> To be done
Repeat the passage of the Credit Bank text from "- Products: Loans, checking, savings, investments, debit" up to and including "national banking regulator.".

Credit Bank
- Company type: Private
- Industry: Financial services
- Founded: 1986
- Headquarters: Nairobi, Kenya
- Key people: Simeon Nyachae (chairman) Betty Maritim Korir (managing director)
- Products: Loans, checking, savings, investments, debit cards
- Revenue: Aftertax: US$2.56 million (KES: 256 million) (2018)
- Total assets: US$200million (KES: 27.805 billion) (2018)
- Website: creditbank.co.ke

= Credit Bank =

Commercial bank in Kenya

Credit Bank Limited (CBL), commonly referred to as Credit Bank, is a commercial bank in Kenya, the largest economy in the East African Community. It is licensed by the Central Bank of Kenya, the central bank and national banking regulator.

> Recorded information
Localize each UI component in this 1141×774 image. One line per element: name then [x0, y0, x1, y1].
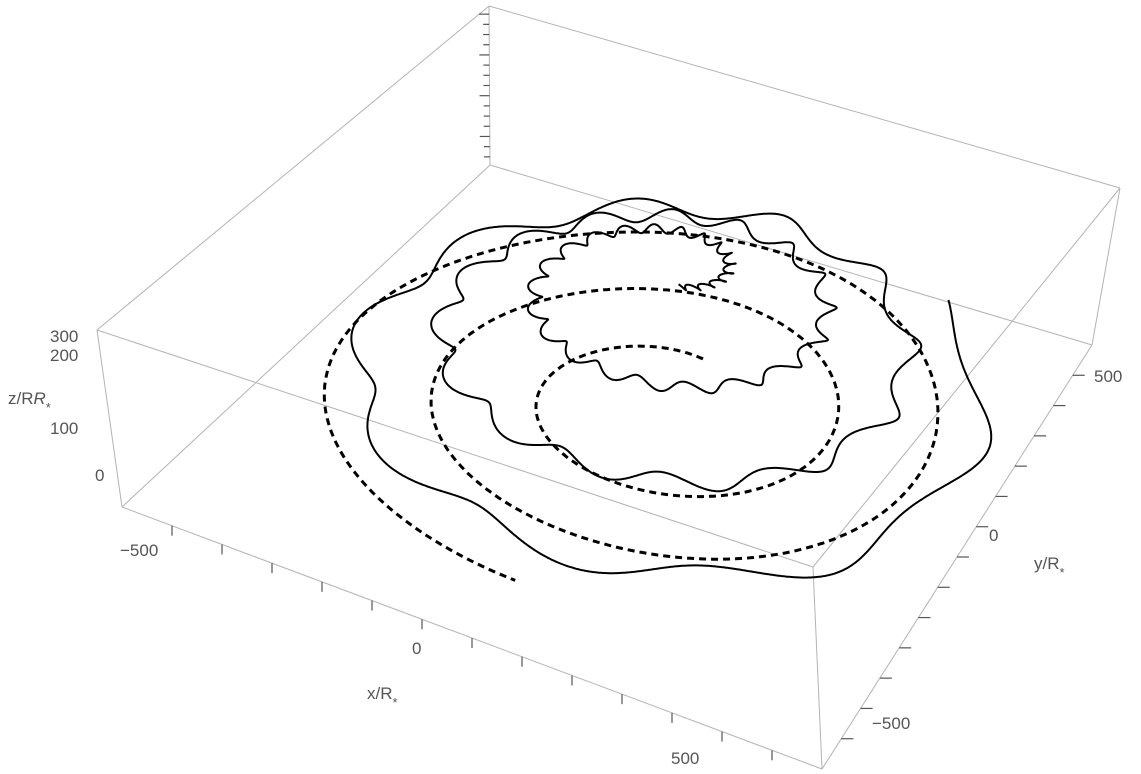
y-tick-label-500: 500: [1094, 367, 1122, 386]
series-layer: [322, 197, 993, 582]
y-tick-label-neg500: −500: [872, 714, 910, 733]
x-tick-label-0: 0: [412, 639, 421, 658]
z-tick-label-200: 200: [50, 346, 78, 365]
z-tick-label-300: 300: [50, 327, 78, 346]
box-edge-9: [812, 566, 823, 770]
z-tick-label-0: 0: [95, 466, 104, 485]
y-axis-label: y/R*: [1034, 554, 1065, 580]
box-edge-4: [96, 329, 814, 568]
series-solid-line: [350, 197, 993, 579]
series-dashed-line: [322, 230, 940, 582]
x-axis-label: x/R*: [367, 684, 398, 710]
box-edge-3: [121, 164, 491, 508]
axis-ticks: [171, 13, 1085, 761]
box-edge-6: [488, 5, 1121, 189]
z-tick-label-100: 100: [50, 419, 78, 438]
box-edge-8: [96, 329, 123, 508]
z-axis-label: z/RR*: [8, 389, 51, 415]
box-edge-7: [96, 5, 490, 331]
bounding-box: [96, 5, 1121, 770]
x-tick-label-500: 500: [671, 749, 699, 768]
x-tick-label-neg500: −500: [120, 541, 158, 560]
y-tick-label-0: 0: [989, 526, 998, 545]
box-edge-10: [1091, 187, 1121, 346]
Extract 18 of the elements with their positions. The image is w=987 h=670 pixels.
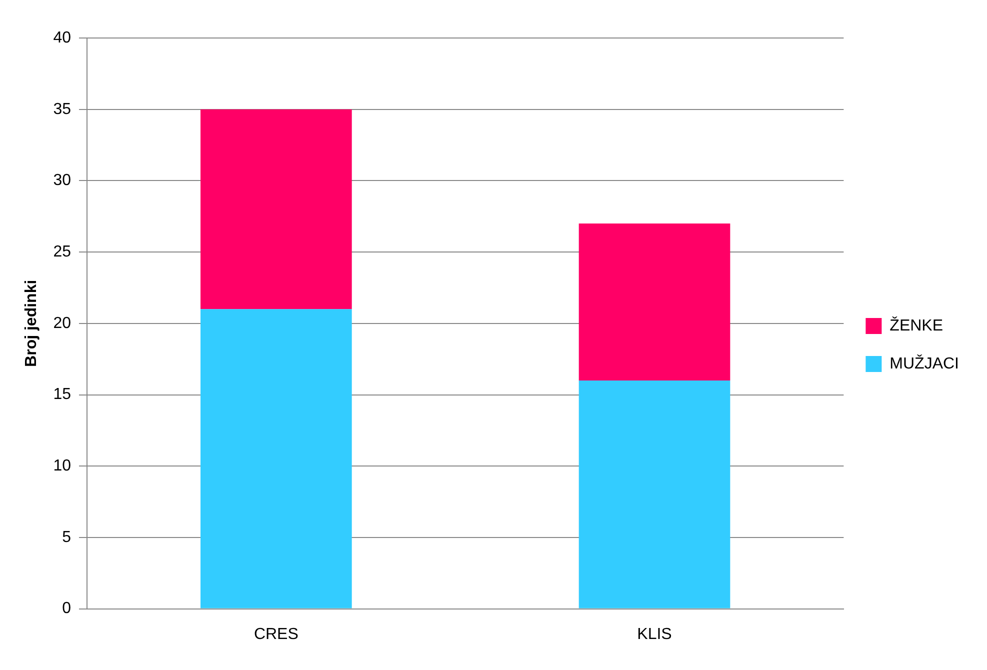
bar [578,224,730,380]
y-tick-label: 15 [53,386,72,404]
bar [200,309,352,608]
bar [578,380,730,608]
y-tick-label: 25 [53,243,72,260]
y-tick-label: 0 [62,600,72,618]
x-tick-label: CRES [254,626,298,643]
y-tick-label: 40 [53,29,72,46]
bar [200,109,352,310]
legend-label: ŽENKE [890,316,944,334]
y-tick-label: 5 [62,528,72,546]
y-tick-label: 20 [53,314,72,332]
y-axis-title: Broj jedinki [23,280,40,367]
legend-label: MUŽJACI [890,354,959,372]
x-tick-label: KLIS [637,626,672,643]
y-tick-label: 10 [53,458,72,475]
y-tick-label: 30 [53,172,72,190]
y-tick-label: 35 [53,100,72,118]
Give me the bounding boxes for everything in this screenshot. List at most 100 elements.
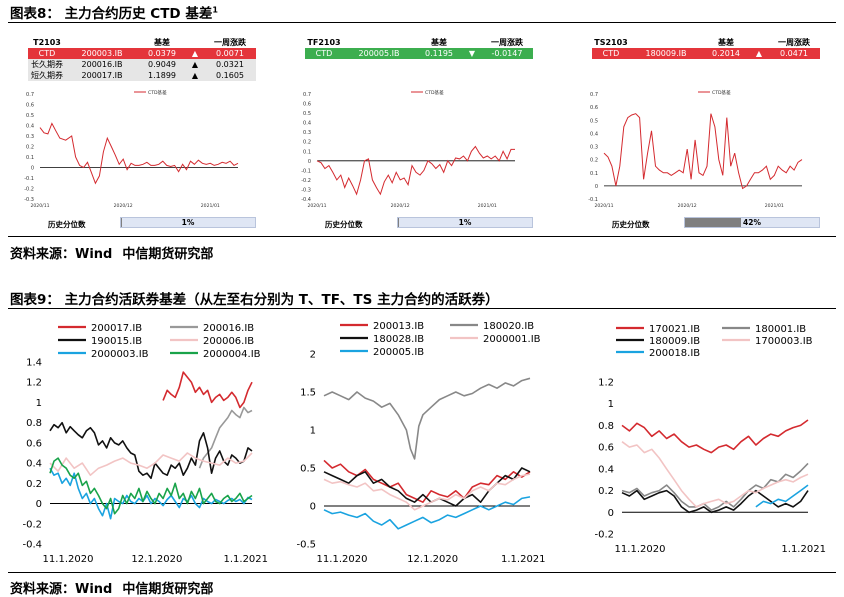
y-tick-label: 0.6 bbox=[303, 102, 311, 108]
legend-label: 200006.IB bbox=[203, 336, 254, 347]
y-tick-label: 0 bbox=[595, 184, 598, 190]
basis-table-row: 长久期券 200016.IB 0.9049 ▲ 0.0321 bbox=[28, 59, 256, 70]
y-tick-label: -0.3 bbox=[24, 197, 34, 203]
bond-type-label: 长久期券 bbox=[28, 59, 66, 70]
ctd-basis-history-chart: 0.70.60.50.40.30.20.10-0.1-0.2-0.3-0.420… bbox=[301, 89, 515, 209]
y-tick-label: -0.2 bbox=[22, 519, 42, 530]
x-tick-label: 2020/11 bbox=[307, 203, 326, 209]
change-arrow-icon: ▼ bbox=[463, 48, 481, 59]
x-tick-label: 1.1.2021 bbox=[781, 544, 826, 555]
y-tick-label: 0.3 bbox=[590, 145, 598, 151]
figure8-top-rule bbox=[8, 22, 836, 23]
basis-value: 0.0379 bbox=[138, 48, 186, 59]
legend-label: 200016.IB bbox=[203, 323, 254, 334]
y-tick-label: 0.2 bbox=[26, 479, 42, 490]
basis-column-header: 基差 bbox=[138, 37, 186, 48]
ts2103-panel: TS2103 基差 一周涨跌 CTD 180009.IB 0.2014 ▲ 0.0471 0.7… bbox=[588, 37, 832, 232]
legend-label: CTD基差 bbox=[148, 89, 167, 96]
weekly-change-value: 0.1605 bbox=[204, 70, 256, 81]
legend-label: CTD基差 bbox=[712, 89, 731, 96]
figure9-source: 资料来源：Wind 中信期货研究部 bbox=[10, 582, 214, 597]
t-active-bond-basis-chart: 1.4 1.2 1 0.8 0.6 0.4 0.2 0 -0.2 -0.411.1.2020 12.… bbox=[22, 323, 268, 565]
x-tick-label: 12.1.2020 bbox=[131, 554, 182, 565]
y-tick-label: 0.3 bbox=[26, 134, 34, 140]
x-tick-label: 2020/11 bbox=[594, 203, 613, 209]
y-tick-label: 1 bbox=[608, 399, 614, 410]
legend-label: 170021.IB bbox=[649, 324, 700, 335]
weekly-change-value: 0.0471 bbox=[768, 48, 820, 59]
basis-table-header: TS2103 基差 一周涨跌 bbox=[592, 37, 820, 48]
historical-percentile-bar: 1% bbox=[397, 217, 533, 228]
percentile-fill bbox=[685, 218, 742, 227]
y-tick-label: 0 bbox=[310, 502, 316, 513]
y-tick-label: 0.4 bbox=[590, 131, 598, 137]
y-tick-label: -0.5 bbox=[296, 540, 316, 551]
ctd-basis-line bbox=[39, 122, 239, 185]
legend-label: 200005.IB bbox=[373, 347, 424, 358]
contract-code: T2103 bbox=[28, 37, 66, 48]
y-tick-label: 0.7 bbox=[303, 92, 311, 98]
y-tick-label: 0.7 bbox=[26, 92, 34, 98]
bond-type-label: CTD bbox=[28, 48, 66, 59]
legend-label: CTD基差 bbox=[425, 89, 444, 96]
y-tick-label: -0.1 bbox=[24, 176, 34, 182]
historical-percentile-label: 历史分位数 bbox=[48, 220, 86, 229]
bond-code: 200017.IB bbox=[66, 70, 138, 81]
legend-label: 180020.IB bbox=[483, 321, 534, 332]
legend-label: 200017.IB bbox=[91, 323, 142, 334]
percentile-fill bbox=[398, 218, 400, 227]
bond-code: 200005.IB bbox=[343, 48, 415, 59]
weekly-change-column-header: 一周涨跌 bbox=[481, 37, 533, 48]
basis-table-row: CTD 200003.IB 0.0379 ▲ 0.0071 bbox=[28, 48, 256, 59]
y-tick-label: 0.4 bbox=[26, 124, 34, 130]
x-tick-label: 2021/01 bbox=[478, 203, 497, 209]
basis-table: TF2103 基差 一周涨跌 CTD 200005.IB 0.1195 ▼ -0.0147 bbox=[305, 37, 533, 59]
ctd-basis-line bbox=[316, 145, 515, 196]
change-arrow-icon: ▲ bbox=[186, 48, 204, 59]
t2103-panel: T2103 基差 一周涨跌 CTD 200003.IB 0.0379 ▲ 0.0071 长久期券… bbox=[24, 37, 268, 232]
basis-table-header: T2103 基差 一周涨跌 bbox=[28, 37, 256, 48]
figure8-title: 图表8： 主力合约历史 CTD 基差1 bbox=[10, 5, 218, 23]
weekly-change-value: 0.0071 bbox=[204, 48, 256, 59]
series-line-200018-ib bbox=[755, 484, 809, 508]
ctd-basis-line bbox=[603, 113, 803, 190]
y-tick-label: 0.4 bbox=[26, 459, 42, 470]
y-tick-label: 0.2 bbox=[26, 145, 34, 151]
figure9-bottom-rule bbox=[8, 572, 836, 573]
basis-table-row: CTD 200005.IB 0.1195 ▼ -0.0147 bbox=[305, 48, 533, 59]
bond-type-label: CTD bbox=[592, 48, 630, 59]
legend-label: 2000004.IB bbox=[203, 349, 261, 360]
y-tick-label: 0 bbox=[36, 499, 42, 510]
historical-percentile-label: 历史分位数 bbox=[325, 220, 363, 229]
figure9-title: 图表9： 主力合约活跃券基差（从左至右分别为 T、TF、TS 主力合约的活跃券） bbox=[10, 292, 499, 308]
tf-active-bond-basis-chart: 2 1.5 1 0.5 0 -0.511.1.2020 12.1.2020 1.1.2021 2… bbox=[296, 321, 545, 565]
x-tick-label: 2020/11 bbox=[30, 203, 49, 209]
y-tick-label: -0.2 bbox=[301, 178, 311, 184]
y-tick-label: 0.2 bbox=[598, 486, 614, 497]
legend-label: 180001.IB bbox=[755, 324, 806, 335]
x-tick-label: 2020/12 bbox=[678, 203, 697, 209]
y-tick-label: 0.1 bbox=[590, 171, 598, 177]
y-tick-label: 1 bbox=[310, 426, 316, 437]
x-tick-label: 11.1.2020 bbox=[317, 554, 368, 565]
y-tick-label: 0.8 bbox=[26, 418, 42, 429]
y-tick-label: 1.4 bbox=[26, 358, 42, 369]
y-tick-label: -0.3 bbox=[301, 187, 311, 193]
y-tick-label: 0.4 bbox=[303, 121, 311, 127]
x-tick-label: 1.1.2021 bbox=[223, 554, 268, 565]
legend-label: 1700003.IB bbox=[755, 336, 813, 347]
basis-table-row: 短久期券 200017.IB 1.1899 ▲ 0.1605 bbox=[28, 70, 256, 81]
series-line-190015-ib bbox=[49, 421, 253, 480]
legend-label: 200013.IB bbox=[373, 321, 424, 332]
contract-code: TS2103 bbox=[592, 37, 630, 48]
series-line-170021-ib bbox=[621, 419, 809, 454]
y-tick-label: 0.5 bbox=[303, 111, 311, 117]
change-arrow-icon: ▲ bbox=[186, 59, 204, 70]
series-line-1700003-ib bbox=[621, 441, 809, 508]
change-arrow-icon: ▲ bbox=[750, 48, 768, 59]
percentile-fill bbox=[121, 218, 123, 227]
basis-table-row: CTD 180009.IB 0.2014 ▲ 0.0471 bbox=[592, 48, 820, 59]
series-line-2000004-ib bbox=[49, 457, 253, 515]
figure8-source: 资料来源：Wind 中信期货研究部 bbox=[10, 247, 214, 262]
series-line-200017-ib bbox=[162, 371, 253, 409]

> Solution to this problem
- Products: Loans, checking, savings, investments, debit cards
- Revenue: Aftertax: US$2.56 million (KES: 256 million) (2018)
- Total assets: US$200million (KES: 27.805 billion) (2018)
- Website: creditbank.co.ke

= Credit Bank =

Commercial bank in Kenya

Credit Bank Limited (CBL), commonly referred to as Credit Bank, is a commercial bank in Kenya, the largest economy in the East African Community. It is licensed by the Central Bank of Kenya, the central bank and national banking regulator.